▶ _THE INPUT_
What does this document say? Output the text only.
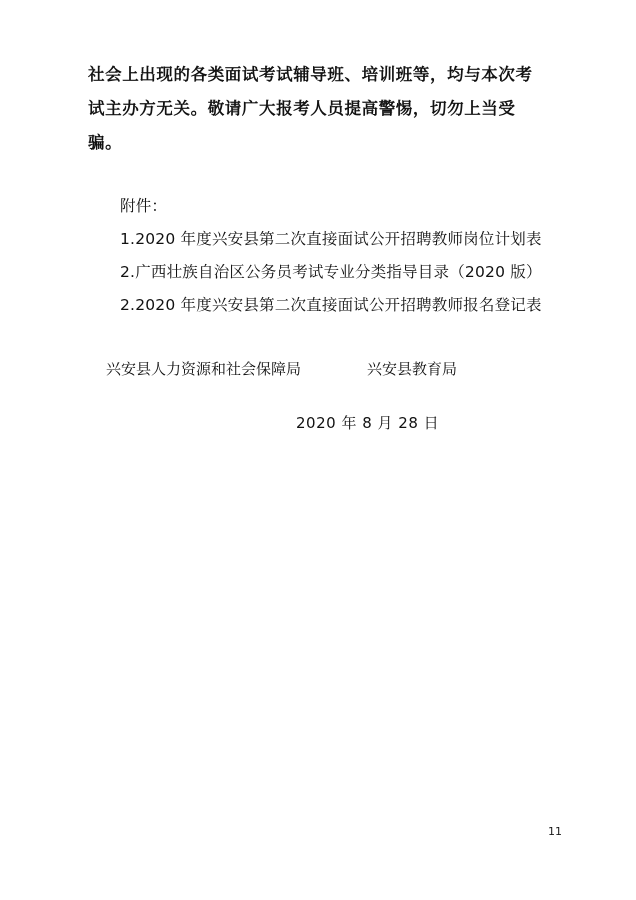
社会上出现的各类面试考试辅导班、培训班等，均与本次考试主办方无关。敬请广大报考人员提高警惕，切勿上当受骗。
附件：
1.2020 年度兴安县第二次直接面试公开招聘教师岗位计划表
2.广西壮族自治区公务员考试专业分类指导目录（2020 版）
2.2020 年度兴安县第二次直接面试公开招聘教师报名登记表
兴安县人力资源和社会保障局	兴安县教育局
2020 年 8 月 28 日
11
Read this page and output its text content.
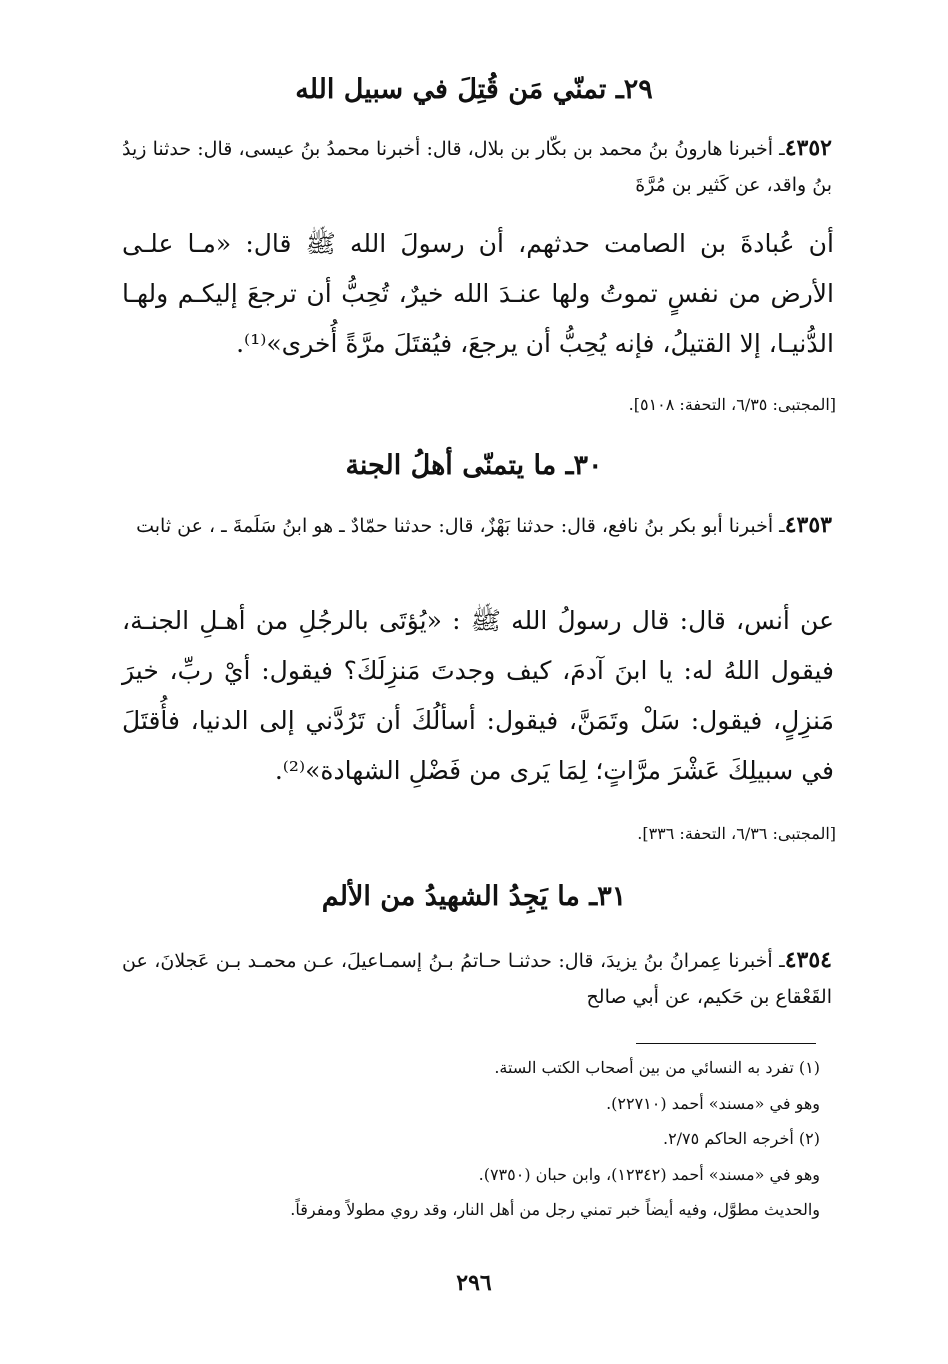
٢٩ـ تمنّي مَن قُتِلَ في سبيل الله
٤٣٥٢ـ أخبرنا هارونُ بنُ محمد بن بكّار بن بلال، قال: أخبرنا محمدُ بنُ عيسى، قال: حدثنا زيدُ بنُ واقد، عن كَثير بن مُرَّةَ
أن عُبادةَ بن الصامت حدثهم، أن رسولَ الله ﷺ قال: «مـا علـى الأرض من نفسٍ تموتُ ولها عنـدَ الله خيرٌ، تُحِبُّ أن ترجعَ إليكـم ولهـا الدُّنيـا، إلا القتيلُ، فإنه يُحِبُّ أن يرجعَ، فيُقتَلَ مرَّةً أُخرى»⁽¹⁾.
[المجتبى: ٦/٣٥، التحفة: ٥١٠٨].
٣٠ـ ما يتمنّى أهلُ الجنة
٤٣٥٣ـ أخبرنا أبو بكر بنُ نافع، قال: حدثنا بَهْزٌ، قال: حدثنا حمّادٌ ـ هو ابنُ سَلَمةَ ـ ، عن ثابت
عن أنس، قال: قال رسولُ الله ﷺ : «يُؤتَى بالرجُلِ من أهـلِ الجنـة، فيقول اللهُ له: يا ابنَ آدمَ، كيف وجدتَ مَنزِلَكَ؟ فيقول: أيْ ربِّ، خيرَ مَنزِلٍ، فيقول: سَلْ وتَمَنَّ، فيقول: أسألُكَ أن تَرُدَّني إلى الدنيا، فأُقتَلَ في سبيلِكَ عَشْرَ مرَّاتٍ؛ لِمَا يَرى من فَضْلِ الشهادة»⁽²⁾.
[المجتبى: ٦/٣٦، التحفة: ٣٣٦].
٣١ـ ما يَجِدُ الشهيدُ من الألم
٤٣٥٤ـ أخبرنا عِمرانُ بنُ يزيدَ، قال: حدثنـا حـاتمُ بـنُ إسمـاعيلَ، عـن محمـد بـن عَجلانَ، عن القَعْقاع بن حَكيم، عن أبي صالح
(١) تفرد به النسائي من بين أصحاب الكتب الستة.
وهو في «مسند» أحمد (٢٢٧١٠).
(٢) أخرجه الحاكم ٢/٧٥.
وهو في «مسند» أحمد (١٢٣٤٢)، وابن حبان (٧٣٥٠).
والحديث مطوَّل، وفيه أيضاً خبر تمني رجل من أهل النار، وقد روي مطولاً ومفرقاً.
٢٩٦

▶ _TASK BRIEF_
Find and copy each line above that includes the string "text".

▶ _EXPECTED OUTPUT_
What does this document say? Output the text only.
Read this page and output its text content.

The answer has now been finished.